O resultado do exame de DNA da cozinheira de Foz do Iguaçu Marilene de Lima Vieira, de 37 anos, e do menino Hermano Lemam Silveira, de 5, que mora em uma favela em Curitiba, frustrou a expectativa da polícia e da Justiça, que acreditavam que o garoto seria filho da cozinheira. Marilene teve o filho sequestrado quando ainda estava na Maternidade Nossa Senhora do Caravaggio, em Matelândia (67 quilômetros ao norte de Foz do Iguaçu).
O drama de Marilene começou no dia 25 de outubro de 1991, quando o filho desapareceu do hospital. Ainda sob efeito da anestesia usada no parto, ela diz que pode ter assinado algum papel autorizando que o filho fosse levado da maternidade.
A cozinheira registrou queixa na Polícia Civil e, com papéis do hospital, registrou o menino como Flávio de Lima Vieira, que hoje estaria com 5 anos. Há dois anos, com a prisão da traficante de drogas Doralice Camargo de Oliveira Sá, 60 anos, em Curitiba, a cozinheira voltou a ter esperanças. No barraco da traficante, a polícia encontrou o garoto Hermano, que tem os mesmo traços de Marilene.
Um levantamento da polícia apontou que a traficante tinha feito pedidos de adoção nos fóruns de Medianeira, São Miguel do Iguaçu, Foz do Iguaçu e Matelândia, justamente no mês em que nasceu o filho de Marilene.

_TAREFA_
Escreva a continuação da reportagem sobre o bebê sequestrado na maternidade de Matelândia, começando logo após a última frase.

_DADOS FORNECIDOS_
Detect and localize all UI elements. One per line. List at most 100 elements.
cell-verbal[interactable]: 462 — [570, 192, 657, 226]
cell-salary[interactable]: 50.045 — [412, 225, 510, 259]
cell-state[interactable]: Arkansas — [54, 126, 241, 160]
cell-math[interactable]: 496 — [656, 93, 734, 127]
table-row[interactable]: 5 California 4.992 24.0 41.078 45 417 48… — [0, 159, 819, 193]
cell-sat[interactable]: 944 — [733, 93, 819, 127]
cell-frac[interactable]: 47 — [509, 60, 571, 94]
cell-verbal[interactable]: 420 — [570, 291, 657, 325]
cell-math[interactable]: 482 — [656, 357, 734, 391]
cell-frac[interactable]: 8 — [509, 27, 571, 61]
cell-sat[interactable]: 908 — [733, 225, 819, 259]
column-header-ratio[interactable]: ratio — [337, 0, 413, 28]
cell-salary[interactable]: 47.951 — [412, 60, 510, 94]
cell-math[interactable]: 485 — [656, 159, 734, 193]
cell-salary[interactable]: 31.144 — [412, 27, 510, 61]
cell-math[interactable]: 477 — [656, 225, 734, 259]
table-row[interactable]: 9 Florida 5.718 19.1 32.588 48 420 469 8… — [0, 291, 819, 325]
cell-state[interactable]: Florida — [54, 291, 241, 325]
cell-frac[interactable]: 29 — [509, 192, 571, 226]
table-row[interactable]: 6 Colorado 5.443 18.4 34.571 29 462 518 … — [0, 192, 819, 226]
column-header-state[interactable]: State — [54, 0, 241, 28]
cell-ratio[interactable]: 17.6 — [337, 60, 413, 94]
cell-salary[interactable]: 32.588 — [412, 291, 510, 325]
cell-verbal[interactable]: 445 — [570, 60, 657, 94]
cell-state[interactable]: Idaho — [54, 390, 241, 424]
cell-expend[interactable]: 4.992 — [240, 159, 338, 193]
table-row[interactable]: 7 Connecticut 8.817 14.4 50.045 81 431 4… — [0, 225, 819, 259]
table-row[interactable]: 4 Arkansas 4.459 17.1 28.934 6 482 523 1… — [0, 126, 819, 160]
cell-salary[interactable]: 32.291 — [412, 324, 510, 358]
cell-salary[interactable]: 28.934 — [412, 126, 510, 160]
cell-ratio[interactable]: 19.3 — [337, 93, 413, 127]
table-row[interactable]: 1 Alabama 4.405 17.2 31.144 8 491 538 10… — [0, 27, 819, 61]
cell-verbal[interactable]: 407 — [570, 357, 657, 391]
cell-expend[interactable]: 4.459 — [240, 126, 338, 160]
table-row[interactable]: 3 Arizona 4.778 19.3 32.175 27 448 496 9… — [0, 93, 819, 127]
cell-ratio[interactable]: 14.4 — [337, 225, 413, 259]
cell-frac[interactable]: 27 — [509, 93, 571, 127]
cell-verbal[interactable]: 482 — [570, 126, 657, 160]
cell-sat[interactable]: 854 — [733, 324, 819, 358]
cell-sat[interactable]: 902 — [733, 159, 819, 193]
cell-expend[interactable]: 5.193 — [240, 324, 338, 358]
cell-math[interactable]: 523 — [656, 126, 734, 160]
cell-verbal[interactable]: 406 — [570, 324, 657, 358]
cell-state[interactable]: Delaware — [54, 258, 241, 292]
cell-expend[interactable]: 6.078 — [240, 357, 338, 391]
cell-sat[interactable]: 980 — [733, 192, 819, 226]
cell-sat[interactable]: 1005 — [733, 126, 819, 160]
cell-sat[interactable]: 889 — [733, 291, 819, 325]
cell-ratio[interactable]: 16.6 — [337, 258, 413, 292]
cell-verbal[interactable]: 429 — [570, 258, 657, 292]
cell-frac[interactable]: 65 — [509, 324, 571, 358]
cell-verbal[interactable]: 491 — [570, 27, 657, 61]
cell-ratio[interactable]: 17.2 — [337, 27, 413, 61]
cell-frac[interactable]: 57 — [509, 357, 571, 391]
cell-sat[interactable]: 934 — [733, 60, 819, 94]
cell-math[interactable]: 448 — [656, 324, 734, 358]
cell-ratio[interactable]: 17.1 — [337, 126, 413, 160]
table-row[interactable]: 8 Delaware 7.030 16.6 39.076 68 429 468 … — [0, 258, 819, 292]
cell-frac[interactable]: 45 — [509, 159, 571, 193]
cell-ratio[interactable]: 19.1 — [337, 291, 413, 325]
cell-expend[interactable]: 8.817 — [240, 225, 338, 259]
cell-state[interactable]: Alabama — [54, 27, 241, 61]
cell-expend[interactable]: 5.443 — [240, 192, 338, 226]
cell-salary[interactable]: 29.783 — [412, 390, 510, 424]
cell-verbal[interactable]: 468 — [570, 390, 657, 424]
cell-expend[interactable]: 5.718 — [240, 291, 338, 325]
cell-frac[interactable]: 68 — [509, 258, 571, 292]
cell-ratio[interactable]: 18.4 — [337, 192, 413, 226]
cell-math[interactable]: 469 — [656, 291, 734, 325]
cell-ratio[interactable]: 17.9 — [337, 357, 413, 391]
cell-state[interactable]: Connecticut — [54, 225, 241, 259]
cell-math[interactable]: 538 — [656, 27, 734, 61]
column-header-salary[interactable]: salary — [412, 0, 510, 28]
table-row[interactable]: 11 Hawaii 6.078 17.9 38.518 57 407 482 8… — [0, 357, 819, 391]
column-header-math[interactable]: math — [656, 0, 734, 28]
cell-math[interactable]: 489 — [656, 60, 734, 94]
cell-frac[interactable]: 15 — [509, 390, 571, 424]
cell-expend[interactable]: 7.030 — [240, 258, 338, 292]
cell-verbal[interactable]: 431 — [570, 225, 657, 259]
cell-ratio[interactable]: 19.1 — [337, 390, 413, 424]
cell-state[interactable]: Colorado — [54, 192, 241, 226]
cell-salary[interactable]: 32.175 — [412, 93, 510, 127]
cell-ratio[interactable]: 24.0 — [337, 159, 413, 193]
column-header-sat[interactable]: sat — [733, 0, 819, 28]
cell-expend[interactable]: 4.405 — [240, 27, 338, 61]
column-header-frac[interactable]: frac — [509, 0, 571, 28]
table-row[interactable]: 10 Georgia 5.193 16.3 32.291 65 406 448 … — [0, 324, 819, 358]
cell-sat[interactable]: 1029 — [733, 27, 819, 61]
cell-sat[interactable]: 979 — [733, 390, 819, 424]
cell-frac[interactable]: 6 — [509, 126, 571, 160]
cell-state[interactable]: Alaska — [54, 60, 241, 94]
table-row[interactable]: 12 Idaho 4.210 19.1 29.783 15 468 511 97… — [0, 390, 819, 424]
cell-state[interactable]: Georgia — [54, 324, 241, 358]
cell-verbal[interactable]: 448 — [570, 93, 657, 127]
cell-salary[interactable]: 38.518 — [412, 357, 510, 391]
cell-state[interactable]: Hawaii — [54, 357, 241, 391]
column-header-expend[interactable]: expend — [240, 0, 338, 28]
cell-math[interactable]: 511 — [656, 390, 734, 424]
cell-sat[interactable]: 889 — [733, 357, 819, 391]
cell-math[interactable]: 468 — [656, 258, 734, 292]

_RESULTADO_
Cruzando informações, o Serviço de Investigação de Crianças Desaparecidas (Sicride), um braço da Polícia Civil do Paraná, descobriu-se que a traficante tinha ligação com Arlete Hilu, que hoje está presa por tráfico internacional de bebês. Os policiais acreditavam que Doralice teria sequestrado o menino na maternidade e não havia dado tempo de entregá-lo a Arlete, que foi presa na mesma época.
Em dezembro do ano passado, a Justiça autorizou que Marilene e Hermano fizessem o exame de DNA, baseando-se em suspeitas do Sicride. Sem dinheiro, ela realizou uma campanha para pagar os R$ 1.600 ao laboratório. Na semana passada, o Centro de Direitos Humanos conseguiu levantar a quantia necessária e, anteontem à noite, entregou o resultado para Marilene, excluindo a possibilidade da maternidade. ‘‘De qualquer forma, o resultado traz expectativa aos pais que tiveram filho desaparecido na região’’, acredita Olmar Klich, presidente do Centro de Direitos Humanos.